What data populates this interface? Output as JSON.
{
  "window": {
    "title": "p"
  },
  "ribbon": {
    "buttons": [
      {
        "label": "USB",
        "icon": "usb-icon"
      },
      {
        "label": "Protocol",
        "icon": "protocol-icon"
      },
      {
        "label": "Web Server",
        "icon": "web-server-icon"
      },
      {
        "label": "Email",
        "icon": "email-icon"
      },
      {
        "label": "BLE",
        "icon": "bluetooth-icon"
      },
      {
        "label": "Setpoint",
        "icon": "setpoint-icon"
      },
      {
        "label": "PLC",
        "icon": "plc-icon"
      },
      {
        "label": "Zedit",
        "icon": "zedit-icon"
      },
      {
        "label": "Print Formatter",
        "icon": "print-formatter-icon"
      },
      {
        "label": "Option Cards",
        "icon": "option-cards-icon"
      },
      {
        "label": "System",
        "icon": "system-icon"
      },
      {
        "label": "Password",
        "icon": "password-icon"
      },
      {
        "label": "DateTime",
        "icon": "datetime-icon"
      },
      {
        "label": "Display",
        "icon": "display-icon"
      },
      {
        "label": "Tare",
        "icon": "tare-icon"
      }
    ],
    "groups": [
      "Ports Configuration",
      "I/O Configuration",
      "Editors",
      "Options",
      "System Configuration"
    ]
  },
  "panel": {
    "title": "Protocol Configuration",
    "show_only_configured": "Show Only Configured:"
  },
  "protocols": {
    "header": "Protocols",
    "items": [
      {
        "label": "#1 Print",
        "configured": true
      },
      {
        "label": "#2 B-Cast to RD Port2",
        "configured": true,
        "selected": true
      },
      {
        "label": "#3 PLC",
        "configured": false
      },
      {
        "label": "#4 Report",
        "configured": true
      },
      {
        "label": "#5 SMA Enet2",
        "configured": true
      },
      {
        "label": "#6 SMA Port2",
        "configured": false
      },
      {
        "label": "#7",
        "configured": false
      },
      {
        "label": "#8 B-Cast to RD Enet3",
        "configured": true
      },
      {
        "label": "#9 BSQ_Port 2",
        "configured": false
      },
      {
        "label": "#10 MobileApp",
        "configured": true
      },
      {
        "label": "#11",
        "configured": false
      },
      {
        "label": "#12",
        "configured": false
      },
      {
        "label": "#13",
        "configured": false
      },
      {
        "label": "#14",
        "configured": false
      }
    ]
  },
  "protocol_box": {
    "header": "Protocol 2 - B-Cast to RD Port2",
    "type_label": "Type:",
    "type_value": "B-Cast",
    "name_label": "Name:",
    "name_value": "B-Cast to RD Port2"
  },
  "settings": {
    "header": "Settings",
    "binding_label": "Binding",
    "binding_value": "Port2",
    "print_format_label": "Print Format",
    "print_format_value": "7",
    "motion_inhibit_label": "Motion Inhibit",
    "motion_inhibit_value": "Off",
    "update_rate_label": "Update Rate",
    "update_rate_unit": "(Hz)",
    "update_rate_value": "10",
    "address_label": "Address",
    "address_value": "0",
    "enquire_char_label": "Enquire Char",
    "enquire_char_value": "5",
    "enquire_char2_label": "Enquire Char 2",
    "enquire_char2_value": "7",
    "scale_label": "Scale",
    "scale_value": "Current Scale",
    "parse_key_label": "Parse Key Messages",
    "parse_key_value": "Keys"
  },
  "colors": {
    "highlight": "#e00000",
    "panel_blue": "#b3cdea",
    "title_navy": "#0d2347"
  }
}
· · · · ·
• TASK TO CARRY OUT: Please set down the whole listing above without altering a single line.

• RESULT BELOW:
What data populates this interface? Output as JSON.
{
  "window": {
    "title": "p"
  },
  "ribbon": {
    "buttons": [
      {
        "label": "USB",
        "icon": "usb-icon"
      },
      {
        "label": "Protocol",
        "icon": "protocol-icon"
      },
      {
        "label": "Web Server",
        "icon": "web-server-icon"
      },
      {
        "label": "Email",
        "icon": "email-icon"
      },
      {
        "label": "BLE",
        "icon": "bluetooth-icon"
      },
      {
        "label": "Setpoint",
        "icon": "setpoint-icon"
      },
      {
        "label": "PLC",
        "icon": "plc-icon"
      },
      {
        "label": "Zedit",
        "icon": "zedit-icon"
      },
      {
        "label": "Print Formatter",
        "icon": "print-formatter-icon"
      },
      {
        "label": "Option Cards",
        "icon": "option-cards-icon"
      },
      {
        "label": "System",
        "icon": "system-icon"
      },
      {
        "label": "Password",
        "icon": "password-icon"
      },
      {
        "label": "DateTime",
        "icon": "datetime-icon"
      },
      {
        "label": "Display",
        "icon": "display-icon"
      },
      {
        "label": "Tare",
        "icon": "tare-icon"
      }
    ],
    "groups": [
      "Ports Configuration",
      "I/O Configuration",
      "Editors",
      "Options",
      "System Configuration"
    ]
  },
  "panel": {
    "title": "Protocol Configuration",
    "show_only_configured": "Show Only Configured:"
  },
  "protocols": {
    "header": "Protocols",
    "items": [
      {
        "label": "#1 Print",
        "configured": true
      },
      {
        "label": "#2 B-Cast to RD Port2",
        "configured": true,
        "selected": true
      },
      {
        "label": "#3 PLC",
        "configured": false
      },
      {
        "label": "#4 Report",
        "configured": true
      },
      {
        "label": "#5 SMA Enet2",
        "configured": true
      },
      {
        "label": "#6 SMA Port2",
        "configured": false
      },
      {
        "label": "#7",
        "configured": false
      },
      {
        "label": "#8 B-Cast to RD Enet3",
        "configured": true
      },
      {
        "label": "#9 BSQ_Port 2",
        "configured": false
      },
      {
        "label": "#10 MobileApp",
        "configured": true
      },
      {
        "label": "#11",
        "configured": false
      },
      {
        "label": "#12",
        "configured": false
      },
      {
        "label": "#13",
        "configured": false
      },
      {
        "label": "#14",
        "configured": false
      }
    ]
  },
  "protocol_box": {
    "header": "Protocol 2 - B-Cast to RD Port2",
    "type_label": "Type:",
    "type_value": "B-Cast",
    "name_label": "Name:",
    "name_value": "B-Cast to RD Port2"
  },
  "settings": {
    "header": "Settings",
    "binding_label": "Binding",
    "binding_value": "Port2",
    "print_format_label": "Print Format",
    "print_format_value": "7",
    "motion_inhibit_label": "Motion Inhibit",
    "motion_inhibit_value": "Off",
    "update_rate_label": "Update Rate",
    "update_rate_unit": "(Hz)",
    "update_rate_value": "10",
    "address_label": "Address",
    "address_value": "0",
    "enquire_char_label": "Enquire Char",
    "enquire_char_value": "5",
    "enquire_char2_label": "Enquire Char 2",
    "enquire_char2_value": "7",
    "scale_label": "Scale",
    "scale_value": "Current Scale",
    "parse_key_label": "Parse Key Messages",
    "parse_key_value": "Keys"
  },
  "colors": {
    "highlight": "#e00000",
    "panel_blue": "#b3cdea",
    "title_navy": "#0d2347"
  }
}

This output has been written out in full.